▸ **Records provided**:
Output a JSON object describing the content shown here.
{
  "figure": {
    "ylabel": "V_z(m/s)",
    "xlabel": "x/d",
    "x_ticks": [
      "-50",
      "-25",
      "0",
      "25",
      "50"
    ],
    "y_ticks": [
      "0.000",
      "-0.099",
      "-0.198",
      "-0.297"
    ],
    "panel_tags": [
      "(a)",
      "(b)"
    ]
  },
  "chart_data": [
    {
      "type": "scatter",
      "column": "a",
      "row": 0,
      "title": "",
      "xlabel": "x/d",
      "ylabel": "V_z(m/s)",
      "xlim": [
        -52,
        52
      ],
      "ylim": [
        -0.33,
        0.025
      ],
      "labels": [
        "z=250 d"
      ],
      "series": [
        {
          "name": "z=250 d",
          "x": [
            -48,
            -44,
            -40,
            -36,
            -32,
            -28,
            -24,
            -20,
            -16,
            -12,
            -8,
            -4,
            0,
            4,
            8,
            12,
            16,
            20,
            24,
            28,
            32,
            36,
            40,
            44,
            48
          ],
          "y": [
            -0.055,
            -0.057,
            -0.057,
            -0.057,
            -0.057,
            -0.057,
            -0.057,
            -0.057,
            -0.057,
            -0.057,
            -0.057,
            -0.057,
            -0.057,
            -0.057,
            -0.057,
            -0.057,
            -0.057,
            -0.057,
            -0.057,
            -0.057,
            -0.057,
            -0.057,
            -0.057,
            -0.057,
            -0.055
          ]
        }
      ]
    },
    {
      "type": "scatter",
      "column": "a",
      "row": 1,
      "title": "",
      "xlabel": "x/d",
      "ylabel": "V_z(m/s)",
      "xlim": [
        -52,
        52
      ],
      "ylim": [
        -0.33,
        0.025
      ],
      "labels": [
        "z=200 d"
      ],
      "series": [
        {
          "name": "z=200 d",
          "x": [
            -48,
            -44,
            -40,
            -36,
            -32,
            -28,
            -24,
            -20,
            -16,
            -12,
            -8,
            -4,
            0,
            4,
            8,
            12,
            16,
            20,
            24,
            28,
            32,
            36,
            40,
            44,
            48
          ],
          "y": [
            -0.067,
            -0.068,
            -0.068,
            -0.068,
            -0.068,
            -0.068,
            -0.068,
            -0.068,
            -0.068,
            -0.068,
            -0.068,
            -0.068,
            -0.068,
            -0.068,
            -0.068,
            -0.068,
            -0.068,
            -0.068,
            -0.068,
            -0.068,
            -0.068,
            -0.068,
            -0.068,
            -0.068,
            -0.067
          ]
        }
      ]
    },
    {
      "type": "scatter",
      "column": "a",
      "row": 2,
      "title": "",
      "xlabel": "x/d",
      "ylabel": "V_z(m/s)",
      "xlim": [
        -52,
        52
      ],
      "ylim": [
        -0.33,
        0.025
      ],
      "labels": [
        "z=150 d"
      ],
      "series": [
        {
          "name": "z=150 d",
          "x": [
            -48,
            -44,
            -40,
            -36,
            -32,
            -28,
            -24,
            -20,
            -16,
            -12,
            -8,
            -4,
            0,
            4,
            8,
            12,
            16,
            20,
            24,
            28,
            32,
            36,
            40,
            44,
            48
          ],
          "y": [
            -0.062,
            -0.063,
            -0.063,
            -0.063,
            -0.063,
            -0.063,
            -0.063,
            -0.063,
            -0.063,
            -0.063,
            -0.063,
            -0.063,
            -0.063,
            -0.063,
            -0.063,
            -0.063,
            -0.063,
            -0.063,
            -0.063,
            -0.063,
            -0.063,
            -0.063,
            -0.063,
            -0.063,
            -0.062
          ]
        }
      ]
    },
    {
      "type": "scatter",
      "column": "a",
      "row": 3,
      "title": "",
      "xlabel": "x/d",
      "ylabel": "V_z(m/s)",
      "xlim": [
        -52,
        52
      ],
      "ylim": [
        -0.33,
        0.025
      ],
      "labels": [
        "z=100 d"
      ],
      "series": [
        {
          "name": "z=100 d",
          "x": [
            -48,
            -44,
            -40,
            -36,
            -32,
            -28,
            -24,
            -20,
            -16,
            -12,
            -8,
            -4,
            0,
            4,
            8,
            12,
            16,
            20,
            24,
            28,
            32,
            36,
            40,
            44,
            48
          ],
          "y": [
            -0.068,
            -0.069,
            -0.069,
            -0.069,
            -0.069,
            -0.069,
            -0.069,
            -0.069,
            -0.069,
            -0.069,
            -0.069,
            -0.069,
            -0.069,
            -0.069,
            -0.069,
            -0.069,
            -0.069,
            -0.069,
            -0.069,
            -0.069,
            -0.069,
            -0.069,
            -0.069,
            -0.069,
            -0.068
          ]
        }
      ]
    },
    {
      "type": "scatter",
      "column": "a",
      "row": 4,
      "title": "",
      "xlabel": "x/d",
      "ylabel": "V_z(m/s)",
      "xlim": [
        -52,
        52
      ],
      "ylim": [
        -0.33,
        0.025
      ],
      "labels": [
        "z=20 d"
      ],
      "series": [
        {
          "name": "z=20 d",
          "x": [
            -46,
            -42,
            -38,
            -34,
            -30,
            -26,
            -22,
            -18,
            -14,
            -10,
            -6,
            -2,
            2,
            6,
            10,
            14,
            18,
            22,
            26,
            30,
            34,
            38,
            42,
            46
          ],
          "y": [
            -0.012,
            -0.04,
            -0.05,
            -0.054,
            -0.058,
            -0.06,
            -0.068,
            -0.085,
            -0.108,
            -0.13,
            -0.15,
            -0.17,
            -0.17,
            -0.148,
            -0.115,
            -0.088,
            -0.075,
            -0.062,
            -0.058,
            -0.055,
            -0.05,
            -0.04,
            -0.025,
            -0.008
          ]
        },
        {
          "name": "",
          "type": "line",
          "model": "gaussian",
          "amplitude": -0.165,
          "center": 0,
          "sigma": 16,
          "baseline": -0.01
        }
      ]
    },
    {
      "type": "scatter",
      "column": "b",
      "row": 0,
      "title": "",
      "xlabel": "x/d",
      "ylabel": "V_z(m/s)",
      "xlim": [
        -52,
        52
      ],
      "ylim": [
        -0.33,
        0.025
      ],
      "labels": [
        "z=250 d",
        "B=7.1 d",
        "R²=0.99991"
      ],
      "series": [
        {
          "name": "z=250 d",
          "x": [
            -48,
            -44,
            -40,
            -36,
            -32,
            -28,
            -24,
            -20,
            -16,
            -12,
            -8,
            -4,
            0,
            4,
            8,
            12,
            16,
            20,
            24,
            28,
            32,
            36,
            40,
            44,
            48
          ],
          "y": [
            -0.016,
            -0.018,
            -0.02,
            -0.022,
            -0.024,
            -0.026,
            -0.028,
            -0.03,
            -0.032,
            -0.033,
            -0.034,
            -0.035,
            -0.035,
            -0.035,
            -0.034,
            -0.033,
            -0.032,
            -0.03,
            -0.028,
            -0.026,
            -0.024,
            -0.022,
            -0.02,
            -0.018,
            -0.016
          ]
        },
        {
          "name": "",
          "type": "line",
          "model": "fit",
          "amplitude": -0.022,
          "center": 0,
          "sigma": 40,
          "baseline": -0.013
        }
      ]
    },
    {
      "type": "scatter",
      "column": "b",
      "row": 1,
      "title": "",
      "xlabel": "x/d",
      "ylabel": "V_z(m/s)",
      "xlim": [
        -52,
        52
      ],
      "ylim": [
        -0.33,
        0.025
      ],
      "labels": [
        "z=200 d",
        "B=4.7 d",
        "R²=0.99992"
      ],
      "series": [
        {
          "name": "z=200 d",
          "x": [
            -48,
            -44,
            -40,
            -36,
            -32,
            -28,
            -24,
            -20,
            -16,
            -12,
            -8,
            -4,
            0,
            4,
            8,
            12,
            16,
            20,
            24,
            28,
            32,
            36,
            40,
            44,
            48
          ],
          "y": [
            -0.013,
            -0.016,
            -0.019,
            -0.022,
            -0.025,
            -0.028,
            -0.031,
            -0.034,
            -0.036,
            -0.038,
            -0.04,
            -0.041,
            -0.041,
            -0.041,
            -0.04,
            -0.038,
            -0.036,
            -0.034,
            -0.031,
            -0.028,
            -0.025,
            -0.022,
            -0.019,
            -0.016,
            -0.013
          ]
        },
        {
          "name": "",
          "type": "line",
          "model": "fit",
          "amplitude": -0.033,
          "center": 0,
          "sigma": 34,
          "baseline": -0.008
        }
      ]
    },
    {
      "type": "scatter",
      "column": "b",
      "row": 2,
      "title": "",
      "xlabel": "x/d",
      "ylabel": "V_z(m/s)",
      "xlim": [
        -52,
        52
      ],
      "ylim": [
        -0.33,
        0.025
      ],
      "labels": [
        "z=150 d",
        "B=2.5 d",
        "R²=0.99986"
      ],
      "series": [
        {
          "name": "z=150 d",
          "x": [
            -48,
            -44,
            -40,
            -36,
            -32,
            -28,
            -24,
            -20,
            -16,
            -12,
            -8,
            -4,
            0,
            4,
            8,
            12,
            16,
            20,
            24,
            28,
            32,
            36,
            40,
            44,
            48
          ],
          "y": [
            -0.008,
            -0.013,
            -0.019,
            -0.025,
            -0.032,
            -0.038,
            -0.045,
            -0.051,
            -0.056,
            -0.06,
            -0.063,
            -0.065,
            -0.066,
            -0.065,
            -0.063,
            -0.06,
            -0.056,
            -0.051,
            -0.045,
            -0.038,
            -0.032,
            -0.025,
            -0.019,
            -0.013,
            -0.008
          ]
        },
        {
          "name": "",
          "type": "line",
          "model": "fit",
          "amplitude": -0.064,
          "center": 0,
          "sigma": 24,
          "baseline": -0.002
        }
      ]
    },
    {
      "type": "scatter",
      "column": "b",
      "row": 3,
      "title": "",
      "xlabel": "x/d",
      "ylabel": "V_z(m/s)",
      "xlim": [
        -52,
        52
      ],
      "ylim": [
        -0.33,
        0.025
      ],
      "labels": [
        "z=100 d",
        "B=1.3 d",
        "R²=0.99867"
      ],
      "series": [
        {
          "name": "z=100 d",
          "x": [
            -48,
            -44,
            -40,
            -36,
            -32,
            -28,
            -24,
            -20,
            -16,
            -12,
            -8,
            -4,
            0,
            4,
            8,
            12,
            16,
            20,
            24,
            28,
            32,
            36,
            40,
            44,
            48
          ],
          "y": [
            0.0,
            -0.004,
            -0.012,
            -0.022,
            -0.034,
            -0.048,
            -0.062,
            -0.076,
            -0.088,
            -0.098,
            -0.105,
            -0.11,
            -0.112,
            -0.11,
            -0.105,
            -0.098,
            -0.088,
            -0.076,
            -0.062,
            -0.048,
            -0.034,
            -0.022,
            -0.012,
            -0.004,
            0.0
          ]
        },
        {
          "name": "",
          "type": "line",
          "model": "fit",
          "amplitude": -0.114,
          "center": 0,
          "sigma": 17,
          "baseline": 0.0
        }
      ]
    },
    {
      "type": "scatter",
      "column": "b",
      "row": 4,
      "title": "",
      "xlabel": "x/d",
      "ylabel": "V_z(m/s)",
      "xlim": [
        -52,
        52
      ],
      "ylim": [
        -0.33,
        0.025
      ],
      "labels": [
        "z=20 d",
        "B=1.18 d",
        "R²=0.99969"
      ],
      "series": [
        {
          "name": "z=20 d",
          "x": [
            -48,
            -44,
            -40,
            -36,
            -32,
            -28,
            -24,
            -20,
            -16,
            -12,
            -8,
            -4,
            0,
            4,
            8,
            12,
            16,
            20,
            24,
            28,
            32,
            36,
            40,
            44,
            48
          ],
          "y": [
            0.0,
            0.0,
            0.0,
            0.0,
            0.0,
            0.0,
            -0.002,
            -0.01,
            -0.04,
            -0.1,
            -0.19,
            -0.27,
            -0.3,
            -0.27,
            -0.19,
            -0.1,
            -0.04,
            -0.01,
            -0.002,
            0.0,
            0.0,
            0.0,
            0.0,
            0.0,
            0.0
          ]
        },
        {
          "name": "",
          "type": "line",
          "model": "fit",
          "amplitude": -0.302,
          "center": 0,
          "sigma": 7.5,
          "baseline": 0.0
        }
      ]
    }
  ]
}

▸ **Problem**: From the entries above, collect every line with the string "amplitude" in it.

▸ **Correct result**:
          "amplitude": -0.165,
          "amplitude": -0.022,
          "amplitude": -0.033,
          "amplitude": -0.064,
          "amplitude": -0.114,
          "amplitude": -0.302,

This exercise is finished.